* begin PROVIDED RECORDS *

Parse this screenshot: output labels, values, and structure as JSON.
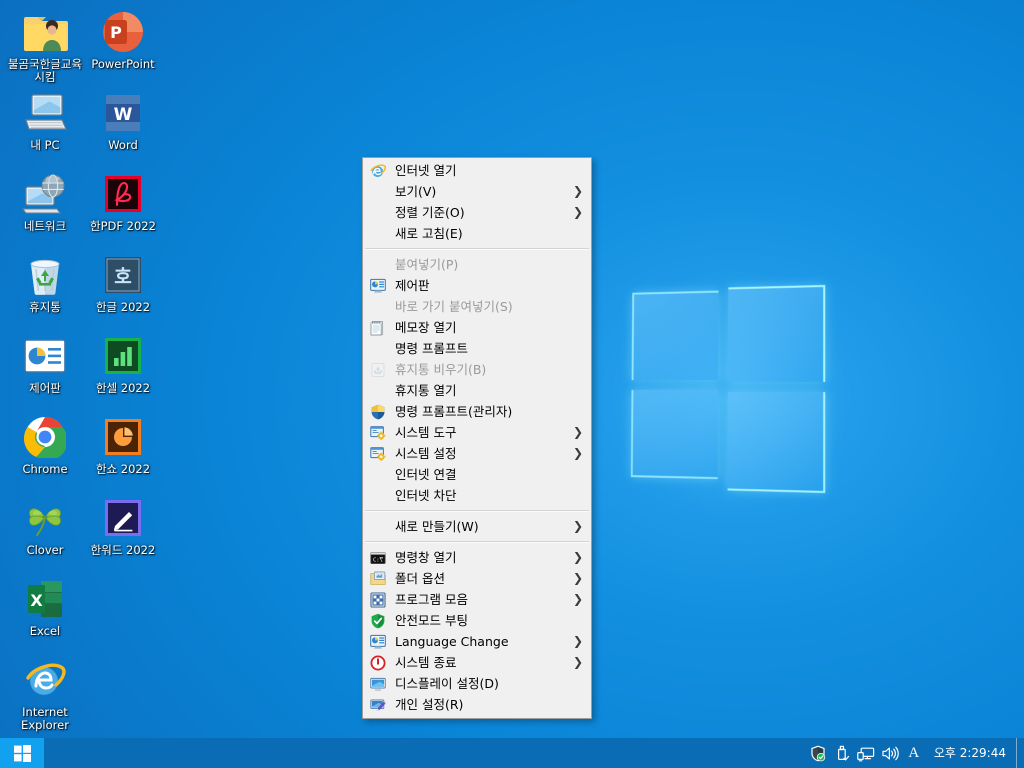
{
  "desktop": {
    "background_color": "#0a8ada",
    "wallpaper": "windows-10-hero-logo"
  },
  "icons": [
    {
      "label": "불곰국한글교육시킴",
      "art": "folder-user",
      "col": 0,
      "row": 0
    },
    {
      "label": "PowerPoint",
      "art": "powerpoint",
      "col": 1,
      "row": 0
    },
    {
      "label": "내 PC",
      "art": "this-pc",
      "col": 0,
      "row": 1
    },
    {
      "label": "Word",
      "art": "word",
      "col": 1,
      "row": 1
    },
    {
      "label": "네트워크",
      "art": "network",
      "col": 0,
      "row": 2
    },
    {
      "label": "한PDF 2022",
      "art": "hanpdf",
      "col": 1,
      "row": 2
    },
    {
      "label": "휴지통",
      "art": "recycle-bin",
      "col": 0,
      "row": 3
    },
    {
      "label": "한글 2022",
      "art": "hangul",
      "col": 1,
      "row": 3
    },
    {
      "label": "제어판",
      "art": "control-panel",
      "col": 0,
      "row": 4
    },
    {
      "label": "한셀 2022",
      "art": "hancell",
      "col": 1,
      "row": 4
    },
    {
      "label": "Chrome",
      "art": "chrome",
      "col": 0,
      "row": 5
    },
    {
      "label": "한쇼 2022",
      "art": "hanshow",
      "col": 1,
      "row": 5
    },
    {
      "label": "Clover",
      "art": "clover",
      "col": 0,
      "row": 6
    },
    {
      "label": "한워드 2022",
      "art": "hanword",
      "col": 1,
      "row": 6
    },
    {
      "label": "Excel",
      "art": "excel",
      "col": 0,
      "row": 7
    },
    {
      "label": "Internet Explorer",
      "art": "internet-explorer",
      "col": 0,
      "row": 8
    }
  ],
  "context_menu": {
    "items": [
      {
        "type": "item",
        "label": "인터넷 열기",
        "icon": "internet-explorer-icon",
        "arrow": false,
        "disabled": false
      },
      {
        "type": "item",
        "label": "보기(V)",
        "icon": "none",
        "arrow": true,
        "disabled": false
      },
      {
        "type": "item",
        "label": "정렬 기준(O)",
        "icon": "none",
        "arrow": true,
        "disabled": false
      },
      {
        "type": "item",
        "label": "새로 고침(E)",
        "icon": "none",
        "arrow": false,
        "disabled": false
      },
      {
        "type": "separator"
      },
      {
        "type": "item",
        "label": "붙여넣기(P)",
        "icon": "none",
        "arrow": false,
        "disabled": true
      },
      {
        "type": "item",
        "label": "제어판",
        "icon": "control-panel-icon",
        "arrow": false,
        "disabled": false
      },
      {
        "type": "item",
        "label": "바로 가기 붙여넣기(S)",
        "icon": "none",
        "arrow": false,
        "disabled": true
      },
      {
        "type": "item",
        "label": "메모장 열기",
        "icon": "notepad-icon",
        "arrow": false,
        "disabled": false
      },
      {
        "type": "item",
        "label": "명령 프롬프트",
        "icon": "none",
        "arrow": false,
        "disabled": false
      },
      {
        "type": "item",
        "label": "휴지통 비우기(B)",
        "icon": "recycle-bin-icon",
        "arrow": false,
        "disabled": true
      },
      {
        "type": "item",
        "label": "휴지통 열기",
        "icon": "none",
        "arrow": false,
        "disabled": false
      },
      {
        "type": "item",
        "label": "명령 프롬프트(관리자)",
        "icon": "uac-shield-icon",
        "arrow": false,
        "disabled": false
      },
      {
        "type": "item",
        "label": "시스템 도구",
        "icon": "system-tools-icon",
        "arrow": true,
        "disabled": false
      },
      {
        "type": "item",
        "label": "시스템 설정",
        "icon": "system-tools-icon",
        "arrow": true,
        "disabled": false
      },
      {
        "type": "item",
        "label": "인터넷 연결",
        "icon": "none",
        "arrow": false,
        "disabled": false
      },
      {
        "type": "item",
        "label": "인터넷 차단",
        "icon": "none",
        "arrow": false,
        "disabled": false
      },
      {
        "type": "separator"
      },
      {
        "type": "item",
        "label": "새로 만들기(W)",
        "icon": "none",
        "arrow": true,
        "disabled": false
      },
      {
        "type": "separator"
      },
      {
        "type": "item",
        "label": "명령창 열기",
        "icon": "cmd-icon",
        "arrow": true,
        "disabled": false
      },
      {
        "type": "item",
        "label": "폴더 옵션",
        "icon": "folder-options-icon",
        "arrow": true,
        "disabled": false
      },
      {
        "type": "item",
        "label": "프로그램 모음",
        "icon": "programs-icon",
        "arrow": true,
        "disabled": false
      },
      {
        "type": "item",
        "label": "안전모드 부팅",
        "icon": "green-shield-icon",
        "arrow": false,
        "disabled": false
      },
      {
        "type": "item",
        "label": "Language Change",
        "icon": "control-panel-icon",
        "arrow": true,
        "disabled": false
      },
      {
        "type": "item",
        "label": "시스템 종료",
        "icon": "power-icon",
        "arrow": true,
        "disabled": false
      },
      {
        "type": "item",
        "label": "디스플레이 설정(D)",
        "icon": "display-icon",
        "arrow": false,
        "disabled": false
      },
      {
        "type": "item",
        "label": "개인 설정(R)",
        "icon": "personalize-icon",
        "arrow": false,
        "disabled": false
      }
    ],
    "submenu_arrow_glyph": "❯"
  },
  "taskbar": {
    "background_color": "#0a6cb4",
    "start_button": {
      "name": "start",
      "highlight_color": "#12a1ef"
    },
    "tray_icons": [
      {
        "name": "defender-shield-icon",
        "title": "Windows 보안"
      },
      {
        "name": "usb-eject-icon",
        "title": "하드웨어 안전하게 제거"
      },
      {
        "name": "network-icon",
        "title": "네트워크"
      },
      {
        "name": "volume-icon",
        "title": "볼륨"
      },
      {
        "name": "ime-icon",
        "title": "A",
        "glyph": "A"
      }
    ],
    "clock": "오후 2:29:44"
  }
}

* end PROVIDED RECORDS *

> OBJECTIVE
Using the listing, collect all lines in which the string "name" is found.

> RESPONSE TO THIS EXERCISE
      "name": "start",
        "name": "defender-shield-icon",
        "name": "usb-eject-icon",
        "name": "network-icon",
        "name": "volume-icon",
        "name": "ime-icon",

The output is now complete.